> [Given task]
Transcribe every line of the data below word for word, changing nothing.

##### Data for this task

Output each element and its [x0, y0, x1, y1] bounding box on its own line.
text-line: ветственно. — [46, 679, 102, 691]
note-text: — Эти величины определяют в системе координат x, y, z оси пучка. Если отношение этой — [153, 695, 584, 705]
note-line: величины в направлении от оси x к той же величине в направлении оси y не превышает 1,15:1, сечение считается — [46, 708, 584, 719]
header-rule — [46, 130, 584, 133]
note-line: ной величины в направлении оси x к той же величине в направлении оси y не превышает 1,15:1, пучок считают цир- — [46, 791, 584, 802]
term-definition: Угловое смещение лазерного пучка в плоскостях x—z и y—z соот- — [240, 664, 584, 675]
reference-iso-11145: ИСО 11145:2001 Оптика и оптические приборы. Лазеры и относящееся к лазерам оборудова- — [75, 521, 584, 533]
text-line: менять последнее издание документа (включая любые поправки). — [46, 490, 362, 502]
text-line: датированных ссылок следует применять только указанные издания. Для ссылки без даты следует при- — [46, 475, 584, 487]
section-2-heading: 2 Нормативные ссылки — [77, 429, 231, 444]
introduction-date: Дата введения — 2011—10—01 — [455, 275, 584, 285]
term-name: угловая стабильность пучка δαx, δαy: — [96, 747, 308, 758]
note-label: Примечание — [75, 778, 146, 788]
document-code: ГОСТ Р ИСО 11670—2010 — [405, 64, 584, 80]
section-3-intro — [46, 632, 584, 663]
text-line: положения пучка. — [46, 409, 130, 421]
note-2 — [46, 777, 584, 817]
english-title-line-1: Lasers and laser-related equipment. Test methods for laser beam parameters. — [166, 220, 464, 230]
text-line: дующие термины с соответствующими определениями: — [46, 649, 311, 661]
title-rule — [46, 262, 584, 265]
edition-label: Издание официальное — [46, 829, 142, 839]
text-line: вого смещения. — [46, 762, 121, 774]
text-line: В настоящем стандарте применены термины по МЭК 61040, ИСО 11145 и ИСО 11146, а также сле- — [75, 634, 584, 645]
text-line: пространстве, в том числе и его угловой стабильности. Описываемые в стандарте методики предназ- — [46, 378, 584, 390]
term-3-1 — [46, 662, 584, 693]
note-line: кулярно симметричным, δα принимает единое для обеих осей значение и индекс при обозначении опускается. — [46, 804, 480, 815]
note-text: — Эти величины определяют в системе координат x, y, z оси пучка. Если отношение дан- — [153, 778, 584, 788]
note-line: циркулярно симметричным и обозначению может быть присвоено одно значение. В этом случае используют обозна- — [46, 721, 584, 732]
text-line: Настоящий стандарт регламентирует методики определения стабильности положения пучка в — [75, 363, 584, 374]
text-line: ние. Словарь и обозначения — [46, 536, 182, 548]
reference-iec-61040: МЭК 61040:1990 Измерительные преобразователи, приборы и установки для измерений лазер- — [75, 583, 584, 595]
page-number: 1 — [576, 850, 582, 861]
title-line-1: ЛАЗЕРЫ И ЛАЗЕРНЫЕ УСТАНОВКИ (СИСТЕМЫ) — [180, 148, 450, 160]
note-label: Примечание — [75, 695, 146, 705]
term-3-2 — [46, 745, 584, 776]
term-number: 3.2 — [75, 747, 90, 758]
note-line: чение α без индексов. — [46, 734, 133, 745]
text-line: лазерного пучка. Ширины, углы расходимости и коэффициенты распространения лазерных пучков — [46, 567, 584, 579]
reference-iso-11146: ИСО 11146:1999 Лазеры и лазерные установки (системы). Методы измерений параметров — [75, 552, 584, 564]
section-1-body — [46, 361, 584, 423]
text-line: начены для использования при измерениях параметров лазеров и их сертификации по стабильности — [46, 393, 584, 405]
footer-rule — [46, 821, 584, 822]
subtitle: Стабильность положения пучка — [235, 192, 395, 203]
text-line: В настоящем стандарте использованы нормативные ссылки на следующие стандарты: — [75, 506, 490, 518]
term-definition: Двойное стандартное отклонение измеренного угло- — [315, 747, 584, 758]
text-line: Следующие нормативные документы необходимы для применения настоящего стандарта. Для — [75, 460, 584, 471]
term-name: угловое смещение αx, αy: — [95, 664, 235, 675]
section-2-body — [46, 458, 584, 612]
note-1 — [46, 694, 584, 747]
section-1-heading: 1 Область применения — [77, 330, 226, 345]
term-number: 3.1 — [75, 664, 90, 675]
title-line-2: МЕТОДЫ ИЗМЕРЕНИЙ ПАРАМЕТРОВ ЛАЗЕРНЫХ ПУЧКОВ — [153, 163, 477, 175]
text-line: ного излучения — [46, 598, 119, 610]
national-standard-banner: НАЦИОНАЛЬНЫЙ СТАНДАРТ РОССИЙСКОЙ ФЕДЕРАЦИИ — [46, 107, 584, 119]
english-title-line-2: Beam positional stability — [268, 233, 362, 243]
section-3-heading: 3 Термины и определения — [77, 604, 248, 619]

##########

> [Result of this exercise]
Output each element and its [x0, y0, x1, y1] bounding box on its own line.
text-line: ветственно. — [46, 679, 102, 691]
note-text: — Эти величины определяют в системе координат x, y, z оси пучка. Если отношение этой — [153, 695, 584, 705]
note-line: величины в направлении от оси x к той же величине в направлении оси y не превышает 1,15:1, сечение считается — [46, 708, 584, 719]
header-rule — [46, 130, 584, 133]
note-line: ной величины в направлении оси x к той же величине в направлении оси y не превышает 1,15:1, пучок считают цир- — [46, 791, 584, 802]
term-definition: Угловое смещение лазерного пучка в плоскостях x—z и y—z соот- — [240, 664, 584, 675]
reference-iso-11145: ИСО 11145:2001 Оптика и оптические приборы. Лазеры и относящееся к лазерам оборудова- — [75, 521, 584, 533]
text-line: менять последнее издание документа (включая любые поправки). — [46, 490, 362, 502]
text-line: датированных ссылок следует применять только указанные издания. Для ссылки без даты следует при- — [46, 475, 584, 487]
section-2-heading: 2 Нормативные ссылки — [77, 429, 231, 444]
introduction-date: Дата введения — 2011—10—01 — [455, 275, 584, 285]
term-name: угловая стабильность пучка δαx, δαy: — [96, 747, 308, 758]
note-label: Примечание — [75, 778, 146, 788]
document-code: ГОСТ Р ИСО 11670—2010 — [405, 64, 584, 80]
section-3-intro — [46, 632, 584, 663]
text-line: положения пучка. — [46, 409, 130, 421]
note-2 — [46, 777, 584, 817]
english-title-line-1: Lasers and laser-related equipment. Test methods for laser beam parameters. — [166, 220, 464, 230]
text-line: дующие термины с соответствующими определениями: — [46, 649, 311, 661]
title-rule — [46, 262, 584, 265]
edition-label: Издание официальное — [46, 829, 142, 839]
text-line: вого смещения. — [46, 762, 121, 774]
text-line: В настоящем стандарте применены термины по МЭК 61040, ИСО 11145 и ИСО 11146, а также сле- — [75, 634, 584, 645]
text-line: пространстве, в том числе и его угловой стабильности. Описываемые в стандарте методики предназ- — [46, 378, 584, 390]
term-3-1 — [46, 662, 584, 693]
note-line: кулярно симметричным, δα принимает единое для обеих осей значение и индекс при обозначении опускается. — [46, 804, 480, 815]
note-text: — Эти величины определяют в системе координат x, y, z оси пучка. Если отношение дан- — [153, 778, 584, 788]
note-line: циркулярно симметричным и обозначению может быть присвоено одно значение. В этом случае используют обозна- — [46, 721, 584, 732]
text-line: Настоящий стандарт регламентирует методики определения стабильности положения пучка в — [75, 363, 584, 374]
text-line: ние. Словарь и обозначения — [46, 536, 182, 548]
reference-iec-61040: МЭК 61040:1990 Измерительные преобразователи, приборы и установки для измерений лазер- — [75, 583, 584, 595]
page-number: 1 — [576, 850, 582, 861]
title-line-1: ЛАЗЕРЫ И ЛАЗЕРНЫЕ УСТАНОВКИ (СИСТЕМЫ) — [180, 148, 450, 160]
note-label: Примечание — [75, 695, 146, 705]
term-3-2 — [46, 745, 584, 776]
term-number: 3.2 — [75, 747, 90, 758]
note-line: чение α без индексов. — [46, 734, 133, 745]
text-line: лазерного пучка. Ширины, углы расходимости и коэффициенты распространения лазерных пучков — [46, 567, 584, 579]
reference-iso-11146: ИСО 11146:1999 Лазеры и лазерные установки (системы). Методы измерений параметров — [75, 552, 584, 564]
section-1-body — [46, 361, 584, 423]
text-line: начены для использования при измерениях параметров лазеров и их сертификации по стабильности — [46, 393, 584, 405]
footer-rule — [46, 821, 584, 822]
subtitle: Стабильность положения пучка — [235, 192, 395, 203]
text-line: В настоящем стандарте использованы нормативные ссылки на следующие стандарты: — [75, 506, 490, 518]
term-definition: Двойное стандартное отклонение измеренного угло- — [315, 747, 584, 758]
text-line: Следующие нормативные документы необходимы для применения настоящего стандарта. Для — [75, 460, 584, 471]
term-name: угловое смещение αx, αy: — [95, 664, 235, 675]
section-2-body — [46, 458, 584, 612]
note-1 — [46, 694, 584, 747]
section-1-heading: 1 Область применения — [77, 330, 226, 345]
term-number: 3.1 — [75, 664, 90, 675]
title-line-2: МЕТОДЫ ИЗМЕРЕНИЙ ПАРАМЕТРОВ ЛАЗЕРНЫХ ПУЧКОВ — [153, 163, 477, 175]
text-line: ного излучения — [46, 598, 119, 610]
national-standard-banner: НАЦИОНАЛЬНЫЙ СТАНДАРТ РОССИЙСКОЙ ФЕДЕРАЦИИ — [46, 107, 584, 119]
english-title-line-2: Beam positional stability — [268, 233, 362, 243]
section-3-heading: 3 Термины и определения — [77, 604, 248, 619]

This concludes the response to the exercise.